### Input records:
───

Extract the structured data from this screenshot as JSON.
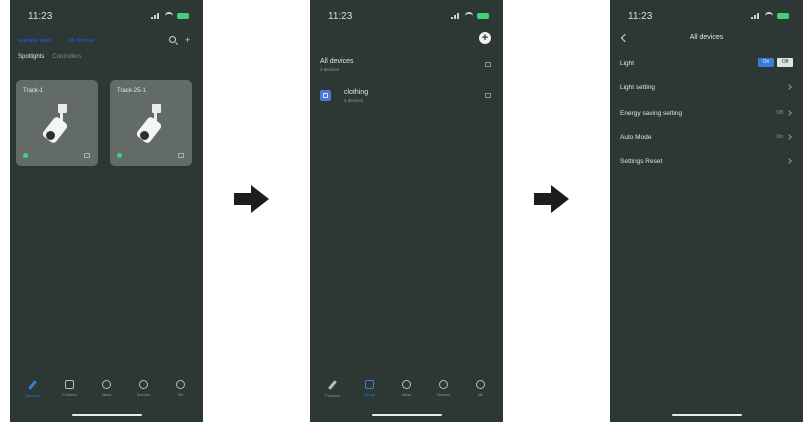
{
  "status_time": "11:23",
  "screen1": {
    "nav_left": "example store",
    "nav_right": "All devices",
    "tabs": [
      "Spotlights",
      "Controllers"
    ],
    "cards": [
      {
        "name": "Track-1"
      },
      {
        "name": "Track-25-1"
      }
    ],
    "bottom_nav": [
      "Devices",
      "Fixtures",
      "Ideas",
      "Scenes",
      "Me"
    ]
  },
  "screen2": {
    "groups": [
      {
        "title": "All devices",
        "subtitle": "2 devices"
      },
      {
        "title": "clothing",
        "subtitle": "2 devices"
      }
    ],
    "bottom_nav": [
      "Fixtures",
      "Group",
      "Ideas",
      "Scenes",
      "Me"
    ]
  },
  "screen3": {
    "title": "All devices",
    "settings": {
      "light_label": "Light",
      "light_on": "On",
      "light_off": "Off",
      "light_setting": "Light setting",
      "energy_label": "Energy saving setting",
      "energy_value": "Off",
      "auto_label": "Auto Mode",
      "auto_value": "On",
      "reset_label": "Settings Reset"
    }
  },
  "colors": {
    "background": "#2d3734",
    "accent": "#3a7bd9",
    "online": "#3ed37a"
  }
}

───

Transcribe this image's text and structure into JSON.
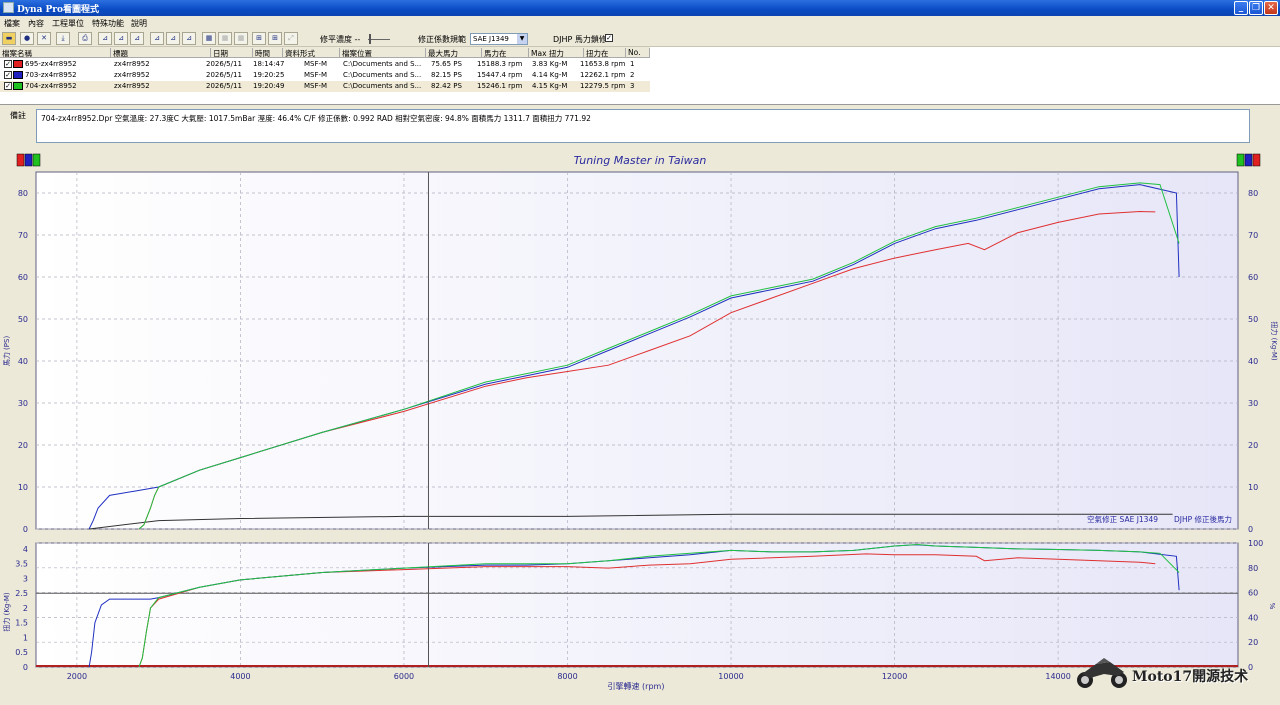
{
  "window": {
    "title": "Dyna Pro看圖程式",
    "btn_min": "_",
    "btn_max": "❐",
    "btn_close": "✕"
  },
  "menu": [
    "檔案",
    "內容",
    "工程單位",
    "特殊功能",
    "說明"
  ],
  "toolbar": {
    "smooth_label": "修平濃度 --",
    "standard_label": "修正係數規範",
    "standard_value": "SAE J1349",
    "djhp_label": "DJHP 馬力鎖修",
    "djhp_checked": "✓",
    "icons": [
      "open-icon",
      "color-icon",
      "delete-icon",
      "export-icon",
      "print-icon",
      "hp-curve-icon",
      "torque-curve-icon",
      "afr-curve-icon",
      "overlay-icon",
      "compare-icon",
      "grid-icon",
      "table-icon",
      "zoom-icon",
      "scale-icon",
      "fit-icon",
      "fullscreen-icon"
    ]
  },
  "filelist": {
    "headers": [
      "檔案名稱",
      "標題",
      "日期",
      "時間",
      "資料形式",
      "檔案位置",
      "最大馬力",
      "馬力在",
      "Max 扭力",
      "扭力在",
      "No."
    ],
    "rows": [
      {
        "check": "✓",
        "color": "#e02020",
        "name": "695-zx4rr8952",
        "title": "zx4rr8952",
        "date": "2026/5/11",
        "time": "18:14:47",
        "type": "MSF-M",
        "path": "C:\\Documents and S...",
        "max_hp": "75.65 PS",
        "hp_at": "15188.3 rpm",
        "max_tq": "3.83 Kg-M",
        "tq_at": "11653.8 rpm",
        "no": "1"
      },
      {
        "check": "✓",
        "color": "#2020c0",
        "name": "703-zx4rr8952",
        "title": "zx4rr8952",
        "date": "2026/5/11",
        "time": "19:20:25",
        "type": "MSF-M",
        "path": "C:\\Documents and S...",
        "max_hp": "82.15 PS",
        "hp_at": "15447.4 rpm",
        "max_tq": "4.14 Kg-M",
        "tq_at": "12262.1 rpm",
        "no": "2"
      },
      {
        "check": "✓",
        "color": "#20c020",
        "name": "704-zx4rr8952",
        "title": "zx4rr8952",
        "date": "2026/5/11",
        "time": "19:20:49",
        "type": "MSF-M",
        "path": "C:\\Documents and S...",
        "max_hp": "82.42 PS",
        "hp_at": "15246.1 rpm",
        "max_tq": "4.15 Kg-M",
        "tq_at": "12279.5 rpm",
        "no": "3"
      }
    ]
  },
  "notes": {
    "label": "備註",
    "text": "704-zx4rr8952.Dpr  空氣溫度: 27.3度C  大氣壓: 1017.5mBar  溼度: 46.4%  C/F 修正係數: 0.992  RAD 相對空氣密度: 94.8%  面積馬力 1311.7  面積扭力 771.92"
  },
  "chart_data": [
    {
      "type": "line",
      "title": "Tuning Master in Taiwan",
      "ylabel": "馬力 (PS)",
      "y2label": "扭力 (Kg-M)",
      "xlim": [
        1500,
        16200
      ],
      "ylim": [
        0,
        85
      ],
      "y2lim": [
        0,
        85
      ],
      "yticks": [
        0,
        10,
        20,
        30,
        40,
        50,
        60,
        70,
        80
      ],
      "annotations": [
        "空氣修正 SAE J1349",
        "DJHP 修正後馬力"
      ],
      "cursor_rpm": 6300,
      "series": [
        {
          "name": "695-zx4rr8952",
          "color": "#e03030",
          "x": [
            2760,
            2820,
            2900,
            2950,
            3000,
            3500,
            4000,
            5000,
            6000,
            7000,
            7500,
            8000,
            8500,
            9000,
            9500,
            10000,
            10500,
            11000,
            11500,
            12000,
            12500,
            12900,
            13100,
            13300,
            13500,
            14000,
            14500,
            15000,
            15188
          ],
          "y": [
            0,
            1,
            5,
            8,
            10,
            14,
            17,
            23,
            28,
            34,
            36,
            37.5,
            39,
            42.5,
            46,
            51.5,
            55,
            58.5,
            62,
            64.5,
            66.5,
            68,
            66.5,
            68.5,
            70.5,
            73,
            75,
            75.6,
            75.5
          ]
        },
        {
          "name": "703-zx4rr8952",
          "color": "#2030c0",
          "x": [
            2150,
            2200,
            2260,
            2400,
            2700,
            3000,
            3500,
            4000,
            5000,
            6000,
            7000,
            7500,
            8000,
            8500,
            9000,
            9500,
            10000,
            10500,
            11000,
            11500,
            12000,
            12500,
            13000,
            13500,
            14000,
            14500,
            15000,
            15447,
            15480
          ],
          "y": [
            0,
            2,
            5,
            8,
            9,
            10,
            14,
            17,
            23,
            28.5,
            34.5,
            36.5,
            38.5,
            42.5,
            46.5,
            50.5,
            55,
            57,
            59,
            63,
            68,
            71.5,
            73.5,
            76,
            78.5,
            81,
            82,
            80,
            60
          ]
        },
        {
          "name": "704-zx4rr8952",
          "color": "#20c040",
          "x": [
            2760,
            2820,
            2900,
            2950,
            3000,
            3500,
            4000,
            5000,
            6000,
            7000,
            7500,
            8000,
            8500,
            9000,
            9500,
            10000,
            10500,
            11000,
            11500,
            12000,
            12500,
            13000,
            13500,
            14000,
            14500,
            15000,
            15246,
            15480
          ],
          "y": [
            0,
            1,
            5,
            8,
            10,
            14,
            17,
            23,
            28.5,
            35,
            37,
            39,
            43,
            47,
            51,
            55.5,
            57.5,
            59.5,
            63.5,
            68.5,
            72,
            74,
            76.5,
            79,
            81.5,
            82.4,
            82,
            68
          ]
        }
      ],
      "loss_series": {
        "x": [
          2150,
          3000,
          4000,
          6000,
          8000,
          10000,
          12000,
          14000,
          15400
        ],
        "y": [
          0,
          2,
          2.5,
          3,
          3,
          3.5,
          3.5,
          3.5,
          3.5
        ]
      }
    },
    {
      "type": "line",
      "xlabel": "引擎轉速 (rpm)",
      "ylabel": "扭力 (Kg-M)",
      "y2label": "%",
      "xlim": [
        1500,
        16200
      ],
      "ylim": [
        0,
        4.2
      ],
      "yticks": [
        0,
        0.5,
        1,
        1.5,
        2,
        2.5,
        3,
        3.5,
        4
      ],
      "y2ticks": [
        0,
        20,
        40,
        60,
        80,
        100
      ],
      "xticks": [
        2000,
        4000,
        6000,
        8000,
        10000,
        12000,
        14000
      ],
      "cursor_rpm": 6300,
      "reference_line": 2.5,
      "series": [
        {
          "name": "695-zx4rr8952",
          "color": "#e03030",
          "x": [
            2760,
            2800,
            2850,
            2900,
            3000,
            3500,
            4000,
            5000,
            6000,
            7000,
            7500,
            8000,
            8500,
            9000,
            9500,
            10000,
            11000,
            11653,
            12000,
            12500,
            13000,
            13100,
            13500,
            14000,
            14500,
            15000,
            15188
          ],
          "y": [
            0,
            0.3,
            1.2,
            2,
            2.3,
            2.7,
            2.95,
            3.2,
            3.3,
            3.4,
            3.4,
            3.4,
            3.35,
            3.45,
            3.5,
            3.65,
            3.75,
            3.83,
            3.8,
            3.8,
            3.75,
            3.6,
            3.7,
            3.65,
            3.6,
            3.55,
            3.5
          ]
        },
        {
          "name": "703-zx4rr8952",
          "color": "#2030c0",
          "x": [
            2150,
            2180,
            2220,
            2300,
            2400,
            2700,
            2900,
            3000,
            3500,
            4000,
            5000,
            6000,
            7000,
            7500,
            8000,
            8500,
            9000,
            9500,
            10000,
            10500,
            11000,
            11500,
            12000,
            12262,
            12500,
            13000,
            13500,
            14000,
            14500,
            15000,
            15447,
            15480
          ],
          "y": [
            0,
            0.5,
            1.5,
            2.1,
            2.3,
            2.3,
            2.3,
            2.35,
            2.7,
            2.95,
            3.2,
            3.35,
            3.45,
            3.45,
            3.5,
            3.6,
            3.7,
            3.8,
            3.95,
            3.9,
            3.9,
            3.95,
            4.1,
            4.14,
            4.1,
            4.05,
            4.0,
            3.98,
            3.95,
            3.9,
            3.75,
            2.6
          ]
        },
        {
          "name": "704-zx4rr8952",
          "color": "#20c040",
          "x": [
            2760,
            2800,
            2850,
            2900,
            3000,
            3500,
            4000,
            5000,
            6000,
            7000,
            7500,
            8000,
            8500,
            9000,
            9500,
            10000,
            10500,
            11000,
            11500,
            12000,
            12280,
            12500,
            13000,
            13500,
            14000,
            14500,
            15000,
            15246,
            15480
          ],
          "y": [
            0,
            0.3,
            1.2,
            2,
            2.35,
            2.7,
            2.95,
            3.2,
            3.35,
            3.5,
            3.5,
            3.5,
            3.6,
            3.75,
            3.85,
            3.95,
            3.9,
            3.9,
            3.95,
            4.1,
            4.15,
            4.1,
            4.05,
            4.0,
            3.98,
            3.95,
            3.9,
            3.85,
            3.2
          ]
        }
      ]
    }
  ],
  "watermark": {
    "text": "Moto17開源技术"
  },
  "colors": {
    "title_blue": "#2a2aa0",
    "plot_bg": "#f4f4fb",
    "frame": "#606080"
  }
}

───

### Aim of the exercise:
Isolate the lines above that contain the word "text" and copy them.

### Full response:
Transcribe this image's text and structure into JSON.
    "text": "704-zx4rr8952.Dpr  空氣溫度: 27.3度C  大氣壓: 1017.5mBar  溼度: 46.4%  C/F 修正係數: 0.992  RAD 相對空氣密度: 94.8%  面積馬力 1311.7  面積扭力 771.92"
    "text": "Moto17開源技术"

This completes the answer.